Task to carry out:
Print the entries in full, word for word, but not the pictures.

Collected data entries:
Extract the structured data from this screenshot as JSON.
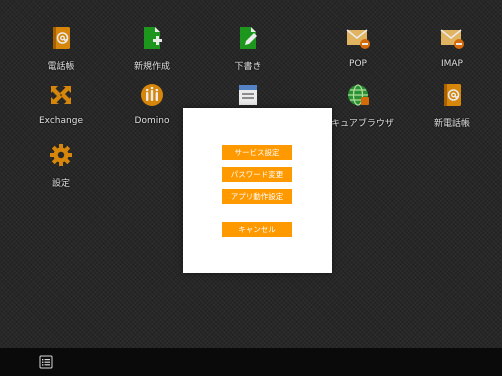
{
  "apps": [
    {
      "label": "電話帳",
      "icon": "address-book-icon"
    },
    {
      "label": "新規作成",
      "icon": "new-document-icon"
    },
    {
      "label": "下書き",
      "icon": "draft-icon"
    },
    {
      "label": "POP",
      "icon": "pop-mail-icon"
    },
    {
      "label": "IMAP",
      "icon": "imap-mail-icon"
    },
    {
      "label": "Exchange",
      "icon": "exchange-icon"
    },
    {
      "label": "Domino",
      "icon": "domino-icon"
    },
    {
      "label": "",
      "icon": "mail-box-icon"
    },
    {
      "label": "セキュアブラウザ",
      "icon": "secure-browser-icon"
    },
    {
      "label": "新電話帳",
      "icon": "new-address-book-icon"
    },
    {
      "label": "設定",
      "icon": "settings-gear-icon"
    }
  ],
  "dialog": {
    "buttons": [
      "サービス設定",
      "パスワード変更",
      "アプリ動作設定"
    ],
    "cancel": "キャンセル"
  },
  "taskbar": {
    "menu_icon": "list-menu-icon"
  },
  "colors": {
    "accent": "#ff9900",
    "background": "#2b2b2b",
    "taskbar": "#0a0a0a",
    "dialog": "#ffffff",
    "label_text": "#f2f2f2"
  }
}
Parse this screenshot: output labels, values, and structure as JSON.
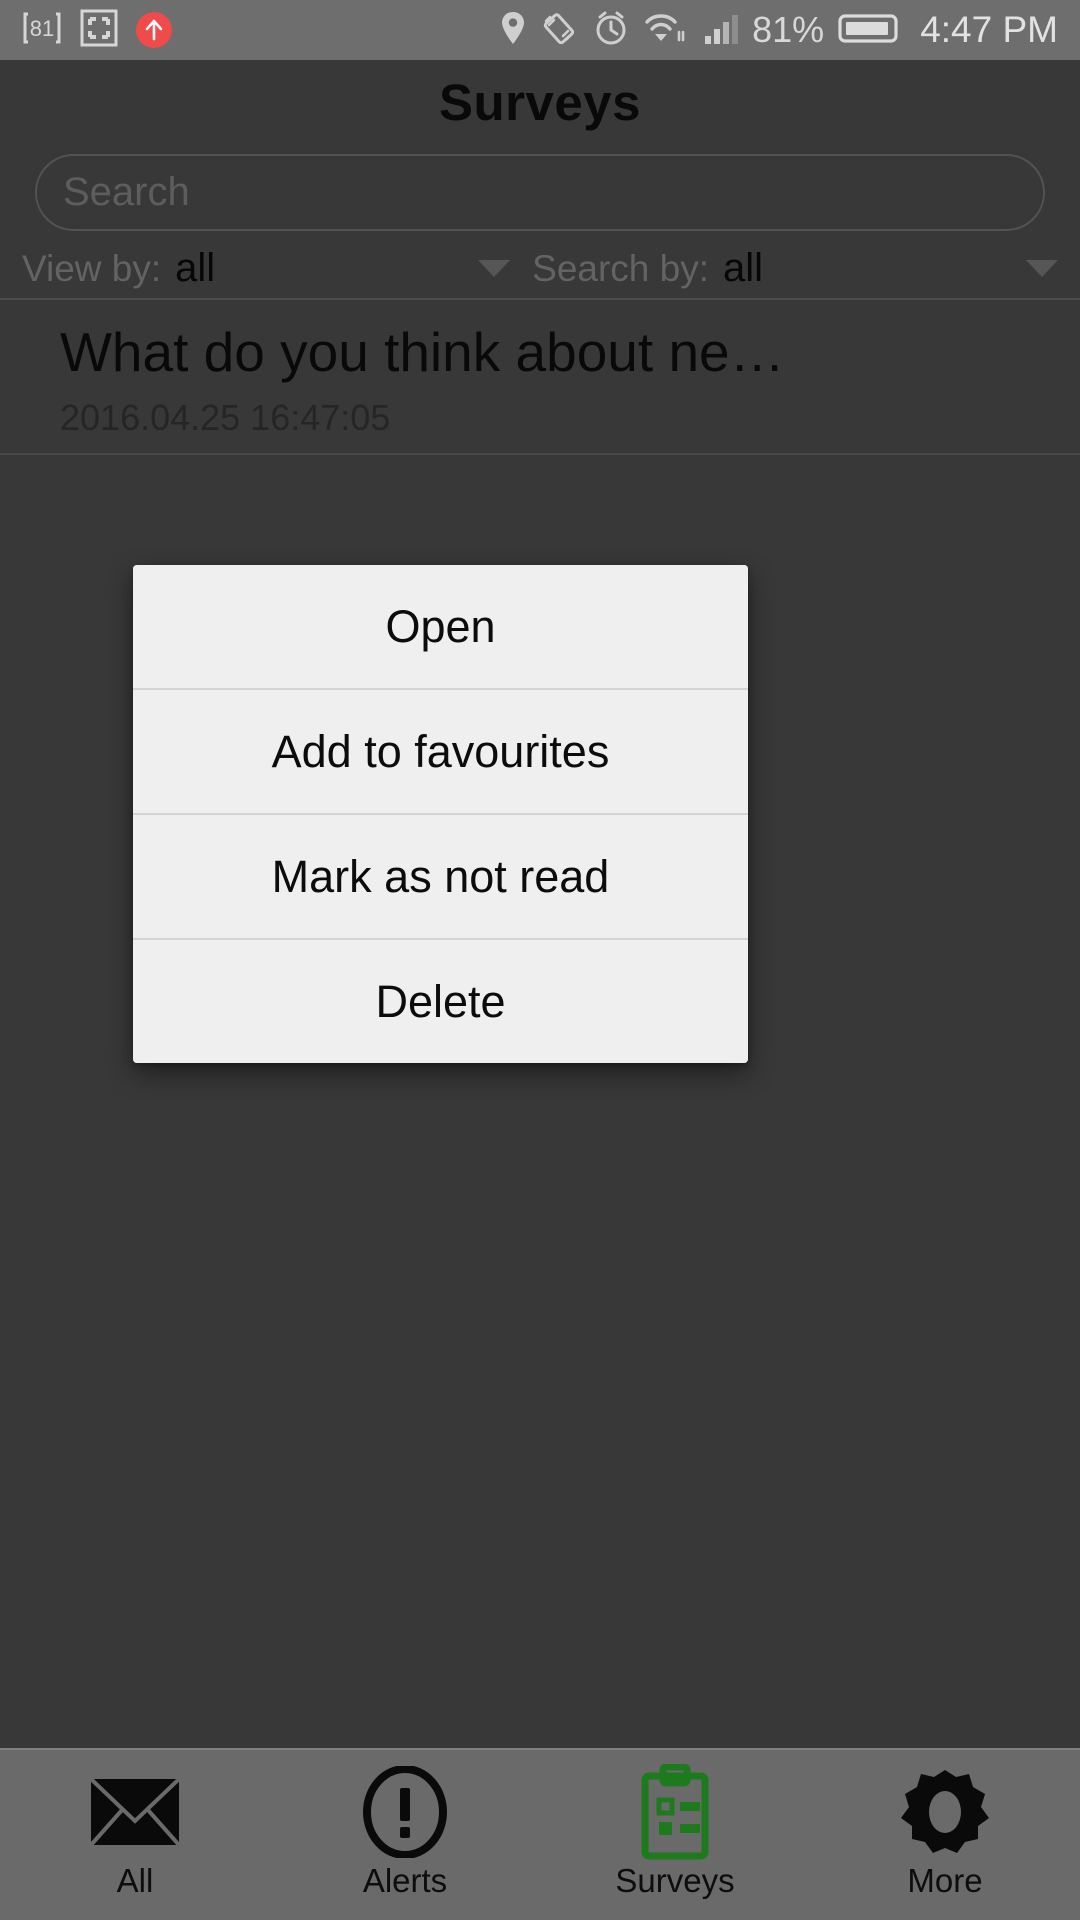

Task response:
Extract the structured data from this screenshot as JSON.
{
  "apps": [
    {
      "label": "電話帳",
      "icon": "address-book-icon"
    },
    {
      "label": "新規作成",
      "icon": "new-document-icon"
    },
    {
      "label": "下書き",
      "icon": "draft-icon"
    },
    {
      "label": "POP",
      "icon": "pop-mail-icon"
    },
    {
      "label": "IMAP",
      "icon": "imap-mail-icon"
    },
    {
      "label": "Exchange",
      "icon": "exchange-icon"
    },
    {
      "label": "Domino",
      "icon": "domino-icon"
    },
    {
      "label": "",
      "icon": "mail-box-icon"
    },
    {
      "label": "セキュアブラウザ",
      "icon": "secure-browser-icon"
    },
    {
      "label": "新電話帳",
      "icon": "new-address-book-icon"
    },
    {
      "label": "設定",
      "icon": "settings-gear-icon"
    }
  ],
  "dialog": {
    "buttons": [
      "サービス設定",
      "パスワード変更",
      "アプリ動作設定"
    ],
    "cancel": "キャンセル"
  },
  "taskbar": {
    "menu_icon": "list-menu-icon"
  },
  "colors": {
    "accent": "#ff9900",
    "background": "#2b2b2b",
    "taskbar": "#0a0a0a",
    "dialog": "#ffffff",
    "label_text": "#f2f2f2"
  }
}
Parse this screenshot: output labels, values, and structure as JSON.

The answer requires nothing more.